------ Dataset extract

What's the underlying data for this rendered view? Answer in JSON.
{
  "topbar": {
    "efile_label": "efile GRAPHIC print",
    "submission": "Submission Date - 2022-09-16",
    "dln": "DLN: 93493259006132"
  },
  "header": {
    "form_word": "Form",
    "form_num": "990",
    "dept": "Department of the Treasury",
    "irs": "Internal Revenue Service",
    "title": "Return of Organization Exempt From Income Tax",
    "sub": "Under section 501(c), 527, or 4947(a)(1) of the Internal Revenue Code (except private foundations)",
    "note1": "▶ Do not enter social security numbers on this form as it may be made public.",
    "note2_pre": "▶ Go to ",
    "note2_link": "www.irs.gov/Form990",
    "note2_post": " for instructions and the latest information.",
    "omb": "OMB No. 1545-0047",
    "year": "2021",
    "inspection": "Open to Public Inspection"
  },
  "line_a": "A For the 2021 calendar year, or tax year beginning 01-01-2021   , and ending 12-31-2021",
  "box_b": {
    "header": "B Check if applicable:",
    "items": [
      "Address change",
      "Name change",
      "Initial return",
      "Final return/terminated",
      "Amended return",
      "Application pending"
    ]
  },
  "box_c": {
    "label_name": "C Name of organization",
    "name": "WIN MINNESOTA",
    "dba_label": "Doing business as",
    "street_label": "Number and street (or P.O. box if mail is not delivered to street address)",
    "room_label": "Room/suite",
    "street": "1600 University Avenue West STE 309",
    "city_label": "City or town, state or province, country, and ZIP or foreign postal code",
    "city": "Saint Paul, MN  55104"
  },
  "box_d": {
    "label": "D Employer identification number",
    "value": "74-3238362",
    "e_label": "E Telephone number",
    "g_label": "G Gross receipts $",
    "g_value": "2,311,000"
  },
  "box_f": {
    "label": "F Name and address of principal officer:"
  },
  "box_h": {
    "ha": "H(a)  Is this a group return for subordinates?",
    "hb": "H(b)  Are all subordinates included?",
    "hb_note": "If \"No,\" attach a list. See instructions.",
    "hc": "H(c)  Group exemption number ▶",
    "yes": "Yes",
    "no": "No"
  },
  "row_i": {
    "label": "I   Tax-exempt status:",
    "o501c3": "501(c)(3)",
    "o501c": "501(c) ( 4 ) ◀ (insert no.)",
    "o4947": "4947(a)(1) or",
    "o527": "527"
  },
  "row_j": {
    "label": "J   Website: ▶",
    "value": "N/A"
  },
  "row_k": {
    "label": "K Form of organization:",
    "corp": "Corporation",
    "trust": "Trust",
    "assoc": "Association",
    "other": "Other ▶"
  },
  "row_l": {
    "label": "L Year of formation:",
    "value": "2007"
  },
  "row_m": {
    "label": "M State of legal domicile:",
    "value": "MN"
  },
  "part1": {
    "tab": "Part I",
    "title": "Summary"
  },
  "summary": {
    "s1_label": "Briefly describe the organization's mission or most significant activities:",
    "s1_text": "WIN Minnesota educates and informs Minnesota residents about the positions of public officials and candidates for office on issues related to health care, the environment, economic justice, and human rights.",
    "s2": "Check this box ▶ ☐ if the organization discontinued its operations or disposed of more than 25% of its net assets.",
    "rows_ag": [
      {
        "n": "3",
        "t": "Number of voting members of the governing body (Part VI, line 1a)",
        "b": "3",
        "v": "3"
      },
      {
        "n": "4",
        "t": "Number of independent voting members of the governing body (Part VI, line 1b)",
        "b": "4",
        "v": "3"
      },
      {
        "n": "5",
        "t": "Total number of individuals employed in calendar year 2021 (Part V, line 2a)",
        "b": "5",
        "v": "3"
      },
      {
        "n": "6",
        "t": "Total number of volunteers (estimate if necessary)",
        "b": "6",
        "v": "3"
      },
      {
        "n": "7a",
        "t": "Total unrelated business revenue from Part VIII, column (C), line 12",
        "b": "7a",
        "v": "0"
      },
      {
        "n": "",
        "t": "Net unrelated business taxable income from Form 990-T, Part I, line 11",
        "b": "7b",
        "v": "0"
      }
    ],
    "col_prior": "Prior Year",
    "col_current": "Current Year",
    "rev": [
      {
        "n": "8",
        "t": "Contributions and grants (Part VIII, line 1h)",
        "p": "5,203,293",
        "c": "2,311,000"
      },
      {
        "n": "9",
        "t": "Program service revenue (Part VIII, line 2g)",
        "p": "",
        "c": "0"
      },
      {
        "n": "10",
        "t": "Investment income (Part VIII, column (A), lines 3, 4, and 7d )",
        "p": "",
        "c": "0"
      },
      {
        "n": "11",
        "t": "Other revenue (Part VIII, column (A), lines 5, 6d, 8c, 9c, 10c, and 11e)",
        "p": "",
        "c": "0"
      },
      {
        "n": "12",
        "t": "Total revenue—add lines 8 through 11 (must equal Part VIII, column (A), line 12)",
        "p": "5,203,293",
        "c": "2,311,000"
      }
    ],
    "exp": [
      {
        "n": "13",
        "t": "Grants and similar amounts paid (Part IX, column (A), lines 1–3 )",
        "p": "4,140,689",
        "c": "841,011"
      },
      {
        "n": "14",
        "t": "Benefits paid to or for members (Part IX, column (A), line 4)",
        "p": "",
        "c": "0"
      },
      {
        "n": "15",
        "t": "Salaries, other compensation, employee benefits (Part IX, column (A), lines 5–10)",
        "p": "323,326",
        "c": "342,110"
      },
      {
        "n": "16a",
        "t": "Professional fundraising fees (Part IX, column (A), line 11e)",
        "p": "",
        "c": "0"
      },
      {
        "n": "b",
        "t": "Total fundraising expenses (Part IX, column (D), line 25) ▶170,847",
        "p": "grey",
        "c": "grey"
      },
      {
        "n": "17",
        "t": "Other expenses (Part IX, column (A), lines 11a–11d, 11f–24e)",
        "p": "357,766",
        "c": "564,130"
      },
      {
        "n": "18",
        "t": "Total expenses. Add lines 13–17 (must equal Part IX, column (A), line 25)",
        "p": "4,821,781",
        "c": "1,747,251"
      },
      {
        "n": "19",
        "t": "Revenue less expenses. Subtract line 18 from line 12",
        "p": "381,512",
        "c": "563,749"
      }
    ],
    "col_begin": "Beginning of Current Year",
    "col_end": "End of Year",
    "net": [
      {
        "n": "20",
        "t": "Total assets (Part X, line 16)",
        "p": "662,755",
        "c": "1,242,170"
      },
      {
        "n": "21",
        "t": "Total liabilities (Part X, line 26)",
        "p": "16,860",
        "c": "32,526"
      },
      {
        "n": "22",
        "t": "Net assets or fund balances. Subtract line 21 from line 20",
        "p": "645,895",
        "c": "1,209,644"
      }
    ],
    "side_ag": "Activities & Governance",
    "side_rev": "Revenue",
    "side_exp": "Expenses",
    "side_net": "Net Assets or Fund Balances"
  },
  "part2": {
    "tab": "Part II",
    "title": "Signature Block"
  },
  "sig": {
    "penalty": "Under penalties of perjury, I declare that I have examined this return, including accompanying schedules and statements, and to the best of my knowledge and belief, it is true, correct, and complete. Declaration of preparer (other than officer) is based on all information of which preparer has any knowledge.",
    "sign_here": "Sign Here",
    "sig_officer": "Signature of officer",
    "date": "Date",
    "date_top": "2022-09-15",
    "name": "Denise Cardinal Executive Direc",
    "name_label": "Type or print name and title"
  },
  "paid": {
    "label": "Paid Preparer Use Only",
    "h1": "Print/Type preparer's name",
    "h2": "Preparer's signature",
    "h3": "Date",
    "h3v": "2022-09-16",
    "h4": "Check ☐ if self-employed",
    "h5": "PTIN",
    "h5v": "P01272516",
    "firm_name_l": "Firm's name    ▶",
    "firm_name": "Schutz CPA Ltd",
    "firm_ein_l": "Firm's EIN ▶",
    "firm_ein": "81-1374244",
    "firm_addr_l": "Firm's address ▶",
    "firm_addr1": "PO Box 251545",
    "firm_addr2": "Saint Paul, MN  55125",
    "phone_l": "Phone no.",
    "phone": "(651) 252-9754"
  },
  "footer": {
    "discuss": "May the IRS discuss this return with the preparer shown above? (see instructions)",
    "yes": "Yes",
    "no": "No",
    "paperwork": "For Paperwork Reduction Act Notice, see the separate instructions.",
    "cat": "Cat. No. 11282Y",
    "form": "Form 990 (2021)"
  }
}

------------

Task objective – Look through the entries and return every line where "calendar" appears.

Expected answer –
  "line_a": "A For the 2021 calendar year, or tax year beginning 01-01-2021   , and ending 12-31-2021",
        "t": "Total number of individuals employed in calendar year 2021 (Part V, line 2a)",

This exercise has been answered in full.